■ REQUIRED TASK
In the part of the listing that begins with the line containing "stacked-bar-2030 [479,227,509,425]" and ends with the line containing "bar-segment-middle-east-and-africa [263,326,293,347]", change every "hexagon" to "badge" and reproduce only those lines, with everything else left as it is.

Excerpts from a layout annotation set
---*---
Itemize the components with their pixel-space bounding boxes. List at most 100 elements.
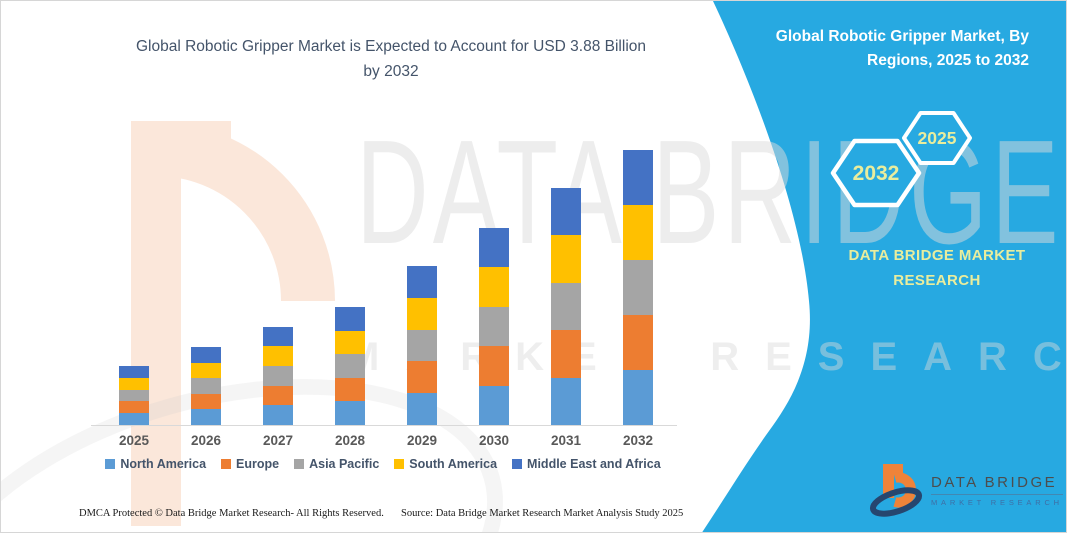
stacked-bar-2030 [479,227,509,425]
bar-segment-north-america [263,405,293,425]
bar-segment-south-america [191,362,221,379]
watermark-text-marketresearch: MARKET RESEARCH [346,335,1067,379]
bar-segment-south-america [623,204,653,260]
legend-item-north-america: North America [105,457,206,471]
legend-item-middle-east-and-africa: Middle East and Africa [512,457,661,471]
bar-segment-asia-pacific [479,306,509,346]
bar-segment-south-america [119,377,149,390]
legend-label-south-america: South America [409,457,498,471]
bar-segment-middle-east-and-africa [119,366,149,378]
hexagon-2025-label: 2025 [918,128,957,148]
bar-segment-asia-pacific [623,259,653,315]
legend-item-asia-pacific: Asia Pacific [294,457,379,471]
stacked-bar-2031 [551,188,581,425]
chart-title: Global Robotic Gripper Market is Expecte… [56,35,726,85]
bar-segment-europe [191,393,221,410]
bar-segment-europe [551,330,581,378]
bar-column-2025 [98,366,170,425]
bar-segment-north-america [551,377,581,425]
bar-segment-middle-east-and-africa [623,149,653,205]
hexagon-2032-label: 2032 [853,162,900,185]
stacked-bar-2027 [263,326,293,425]
bar-segment-north-america [335,401,365,425]
bar-segment-north-america [479,385,509,425]
panel-heading: Global Robotic Gripper Market, By Region… [729,25,1029,73]
legend-label-north-america: North America [120,457,207,471]
x-axis-label-2028: 2028 [334,433,366,448]
bar-segment-europe [623,314,653,370]
chart-title-line1: Global Robotic Gripper Market is Expecte… [135,38,647,55]
bar-segment-north-america [119,413,149,425]
panel-heading-line1: Global Robotic Gripper Market, By [775,28,1029,45]
logo-b-stem [883,464,894,498]
bar-segment-south-america [335,330,365,355]
bar-segment-middle-east-and-africa [551,188,581,236]
logo-swoosh [869,487,923,517]
bar-segment-middle-east-and-africa [263,326,293,347]
chart-legend: North America Europe Asia Pacific South Ame… [93,457,673,471]
legend-swatch-europe [221,459,232,469]
panel-brand-line1: DATA BRIDGE MARKET [848,247,1026,264]
legend-item-europe: Europe [221,457,279,471]
chart-title-line2: by 2032 [363,62,419,80]
bar-segment-asia-pacific [263,365,293,386]
legend-item-south-america: South America [394,457,497,471]
bar-segment-europe [119,401,149,414]
hexagon-2032 [830,138,922,208]
logo-text-block: DATA BRIDGE MARKET RESEARCH [931,474,1063,507]
x-axis-label-2027: 2027 [262,433,294,448]
bar-segment-south-america [479,267,509,307]
panel-brand-text: DATA BRIDGE MARKET RESEARCH [831,244,1043,294]
logo-name-text: DATA BRIDGE [931,474,1063,495]
footer-source-text: Source: Data Bridge Market Research Mark… [401,508,684,519]
x-axis-label-2025: 2025 [118,433,150,448]
cyan-panel-shape [702,1,1066,532]
bar-segment-asia-pacific [407,329,437,362]
stacked-bar-2026 [191,347,221,425]
hexagon-badges: 2032 2025 [830,111,972,208]
x-axis-label-2031: 2031 [550,433,582,448]
stacked-bar-2029 [407,266,437,425]
x-axis-line [91,425,677,426]
bar-segment-europe [335,377,365,402]
bar-segment-north-america [623,369,653,425]
bar-segment-asia-pacific [119,389,149,402]
bar-segment-europe [479,346,509,386]
logo-sub-text: MARKET RESEARCH [931,497,1063,507]
legend-swatch-north-america [105,459,116,469]
bar-column-2028 [314,307,386,425]
legend-swatch-asia-pacific [294,459,305,469]
bars-row [98,146,674,425]
bar-segment-south-america [263,346,293,366]
bar-segment-asia-pacific [191,378,221,394]
stacked-bar-2025 [119,366,149,425]
bar-column-2030 [458,227,530,425]
bar-segment-north-america [407,393,437,425]
bar-column-2027 [242,326,314,425]
x-axis-label-2029: 2029 [406,433,438,448]
legend-swatch-south-america [394,459,405,469]
bar-segment-asia-pacific [335,354,365,378]
footer-dmca-text: DMCA Protected © Data Bridge Market Rese… [79,508,384,519]
watermark-logo-b [131,121,335,526]
legend-label-middle-east-and-africa: Middle East and Africa [527,457,661,471]
bar-segment-asia-pacific [551,282,581,331]
panel-brand-line2: RESEARCH [893,271,981,289]
x-axis-label-2026: 2026 [190,433,222,448]
stacked-bar-2028 [335,307,365,425]
bar-segment-middle-east-and-africa [191,347,221,363]
bar-column-2029 [386,266,458,425]
bar-segment-south-america [407,297,437,330]
watermark-b-stem [131,121,181,526]
databridge-logo: DATA BRIDGE MARKET RESEARCH [869,459,1064,521]
bar-segment-north-america [191,409,221,425]
bar-segment-middle-east-and-africa [479,227,509,267]
logo-b-flag [883,464,903,474]
legend-label-asia-pacific: Asia Pacific [309,457,380,471]
bar-segment-europe [407,361,437,394]
x-axis-label-2032: 2032 [622,433,654,448]
databridge-logo-mark [869,464,923,517]
panel-heading-line2: Regions, 2025 to 2032 [867,52,1029,70]
hexagon-2025 [902,111,972,165]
---*---
■ REPLY TO THE EXERCISE
stacked-bar-2030 [479,227,509,425]
bar-segment-north-america [263,405,293,425]
bar-segment-south-america [191,362,221,379]
watermark-text-marketresearch: MARKET RESEARCH [346,335,1067,379]
bar-segment-south-america [623,204,653,260]
legend-item-north-america: North America [105,457,206,471]
legend-item-middle-east-and-africa: Middle East and Africa [512,457,661,471]
bar-segment-asia-pacific [479,306,509,346]
bar-segment-south-america [119,377,149,390]
legend-label-south-america: South America [409,457,498,471]
bar-segment-middle-east-and-africa [119,366,149,378]
badge-2025-label: 2025 [918,128,957,148]
bar-segment-asia-pacific [623,259,653,315]
legend-item-asia-pacific: Asia Pacific [294,457,379,471]
stacked-bar-2031 [551,188,581,425]
chart-title: Global Robotic Gripper Market is Expecte… [56,35,726,85]
bar-segment-europe [191,393,221,410]
bar-segment-europe [551,330,581,378]
bar-column-2025 [98,366,170,425]
bar-segment-north-america [551,377,581,425]
bar-segment-middle-east-and-africa [623,149,653,205]
badge-2032-label: 2032 [853,162,900,185]
stacked-bar-2027 [263,326,293,425]
bar-segment-north-america [335,401,365,425]
bar-segment-north-america [479,385,509,425]
panel-heading: Global Robotic Gripper Market, By Region… [729,25,1029,73]
legend-label-north-america: North America [120,457,207,471]
x-axis-label-2028: 2028 [334,433,366,448]
bar-segment-europe [623,314,653,370]
chart-title-line1: Global Robotic Gripper Market is Expecte… [135,38,647,55]
bar-segment-north-america [119,413,149,425]
panel-heading-line1: Global Robotic Gripper Market, By [775,28,1029,45]
logo-b-stem [883,464,894,498]
bar-segment-south-america [335,330,365,355]
bar-segment-middle-east-and-africa [551,188,581,236]
logo-swoosh [869,487,923,517]
bar-segment-middle-east-and-africa [263,326,293,347]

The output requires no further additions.